» Written problem: Copy every line of the material below word for word.

(Stored items from a collection)

______________________________

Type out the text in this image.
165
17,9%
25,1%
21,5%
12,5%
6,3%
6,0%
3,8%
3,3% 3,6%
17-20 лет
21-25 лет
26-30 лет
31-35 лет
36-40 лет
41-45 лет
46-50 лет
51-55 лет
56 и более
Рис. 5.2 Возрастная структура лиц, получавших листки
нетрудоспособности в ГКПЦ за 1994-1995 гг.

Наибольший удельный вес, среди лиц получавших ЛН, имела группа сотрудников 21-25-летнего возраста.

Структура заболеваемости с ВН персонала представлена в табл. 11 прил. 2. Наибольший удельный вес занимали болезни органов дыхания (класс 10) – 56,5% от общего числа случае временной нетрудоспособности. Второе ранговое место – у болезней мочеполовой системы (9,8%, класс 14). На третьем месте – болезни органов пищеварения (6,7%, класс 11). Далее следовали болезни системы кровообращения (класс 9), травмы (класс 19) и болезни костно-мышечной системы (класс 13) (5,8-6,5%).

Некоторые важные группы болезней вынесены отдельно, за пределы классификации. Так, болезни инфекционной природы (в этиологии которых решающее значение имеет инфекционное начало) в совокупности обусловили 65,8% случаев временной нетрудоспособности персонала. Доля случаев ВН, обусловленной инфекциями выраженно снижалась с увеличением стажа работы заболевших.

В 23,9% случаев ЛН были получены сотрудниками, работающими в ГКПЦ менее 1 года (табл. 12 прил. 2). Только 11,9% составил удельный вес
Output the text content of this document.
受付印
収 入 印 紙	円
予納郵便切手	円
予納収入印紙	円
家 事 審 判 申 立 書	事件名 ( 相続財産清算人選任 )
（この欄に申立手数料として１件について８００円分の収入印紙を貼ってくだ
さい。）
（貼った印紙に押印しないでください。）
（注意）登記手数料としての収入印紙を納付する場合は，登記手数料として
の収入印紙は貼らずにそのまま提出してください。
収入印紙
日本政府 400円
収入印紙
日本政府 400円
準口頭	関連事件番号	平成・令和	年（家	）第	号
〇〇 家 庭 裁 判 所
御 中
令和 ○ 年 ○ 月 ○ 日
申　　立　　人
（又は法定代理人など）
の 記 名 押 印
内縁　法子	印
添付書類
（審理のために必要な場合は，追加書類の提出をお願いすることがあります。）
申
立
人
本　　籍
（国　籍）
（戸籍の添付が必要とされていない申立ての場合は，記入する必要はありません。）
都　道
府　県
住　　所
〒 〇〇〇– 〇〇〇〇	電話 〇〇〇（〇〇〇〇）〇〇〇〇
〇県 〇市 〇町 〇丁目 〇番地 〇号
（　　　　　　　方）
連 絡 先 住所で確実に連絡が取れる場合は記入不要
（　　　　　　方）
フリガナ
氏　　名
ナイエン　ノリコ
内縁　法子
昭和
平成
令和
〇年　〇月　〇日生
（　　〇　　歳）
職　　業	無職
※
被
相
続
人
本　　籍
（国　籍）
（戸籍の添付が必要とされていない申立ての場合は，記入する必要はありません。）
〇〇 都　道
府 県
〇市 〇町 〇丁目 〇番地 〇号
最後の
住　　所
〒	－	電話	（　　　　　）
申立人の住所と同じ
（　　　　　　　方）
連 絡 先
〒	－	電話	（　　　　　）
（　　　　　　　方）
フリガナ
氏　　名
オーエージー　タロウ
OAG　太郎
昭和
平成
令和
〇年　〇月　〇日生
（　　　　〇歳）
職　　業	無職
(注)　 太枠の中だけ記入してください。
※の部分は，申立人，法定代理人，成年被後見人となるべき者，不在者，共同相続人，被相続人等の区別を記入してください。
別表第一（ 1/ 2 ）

______________________________

» Exercise answer:
Type out the text in this image.
165
17,9%
25,1%
21,5%
12,5%
6,3%
6,0%
3,8%
3,3% 3,6%
17-20 лет
21-25 лет
26-30 лет
31-35 лет
36-40 лет
41-45 лет
46-50 лет
51-55 лет
56 и более
Рис. 5.2 Возрастная структура лиц, получавших листки
нетрудоспособности в ГКПЦ за 1994-1995 гг.

Наибольший удельный вес, среди лиц получавших ЛН, имела группа сотрудников 21-25-летнего возраста.

Структура заболеваемости с ВН персонала представлена в табл. 11 прил. 2. Наибольший удельный вес занимали болезни органов дыхания (класс 10) – 56,5% от общего числа случае временной нетрудоспособности. Второе ранговое место – у болезней мочеполовой системы (9,8%, класс 14). На третьем месте – болезни органов пищеварения (6,7%, класс 11). Далее следовали болезни системы кровообращения (класс 9), травмы (класс 19) и болезни костно-мышечной системы (класс 13) (5,8-6,5%).

Некоторые важные группы болезней вынесены отдельно, за пределы классификации. Так, болезни инфекционной природы (в этиологии которых решающее значение имеет инфекционное начало) в совокупности обусловили 65,8% случаев временной нетрудоспособности персонала. Доля случаев ВН, обусловленной инфекциями выраженно снижалась с увеличением стажа работы заболевших.

В 23,9% случаев ЛН были получены сотрудниками, работающими в ГКПЦ менее 1 года (табл. 12 прил. 2). Только 11,9% составил удельный вес
Output the text content of this document.
受付印
収 入 印 紙	円
予納郵便切手	円
予納収入印紙	円
家 事 審 判 申 立 書	事件名 ( 相続財産清算人選任 )
（この欄に申立手数料として１件について８００円分の収入印紙を貼ってくだ
さい。）
（貼った印紙に押印しないでください。）
（注意）登記手数料としての収入印紙を納付する場合は，登記手数料として
の収入印紙は貼らずにそのまま提出してください。
収入印紙
日本政府 400円
収入印紙
日本政府 400円
準口頭	関連事件番号	平成・令和	年（家	）第	号
〇〇 家 庭 裁 判 所
御 中
令和 ○ 年 ○ 月 ○ 日
申　　立　　人
（又は法定代理人など）
の 記 名 押 印
内縁　法子	印
添付書類
（審理のために必要な場合は，追加書類の提出をお願いすることがあります。）
申
立
人
本　　籍
（国　籍）
（戸籍の添付が必要とされていない申立ての場合は，記入する必要はありません。）
都　道
府　県
住　　所
〒 〇〇〇– 〇〇〇〇	電話 〇〇〇（〇〇〇〇）〇〇〇〇
〇県 〇市 〇町 〇丁目 〇番地 〇号
（　　　　　　　方）
連 絡 先 住所で確実に連絡が取れる場合は記入不要
（　　　　　　方）
フリガナ
氏　　名
ナイエン　ノリコ
内縁　法子
昭和
平成
令和
〇年　〇月　〇日生
（　　〇　　歳）
職　　業	無職
※
被
相
続
人
本　　籍
（国　籍）
（戸籍の添付が必要とされていない申立ての場合は，記入する必要はありません。）
〇〇 都　道
府 県
〇市 〇町 〇丁目 〇番地 〇号
最後の
住　　所
〒	－	電話	（　　　　　）
申立人の住所と同じ
（　　　　　　　方）
連 絡 先
〒	－	電話	（　　　　　）
（　　　　　　　方）
フリガナ
氏　　名
オーエージー　タロウ
OAG　太郎
昭和
平成
令和
〇年　〇月　〇日生
（　　　　〇歳）
職　　業	無職
(注)　 太枠の中だけ記入してください。
※の部分は，申立人，法定代理人，成年被後見人となるべき者，不在者，共同相続人，被相続人等の区別を記入してください。
別表第一（ 1/ 2 ）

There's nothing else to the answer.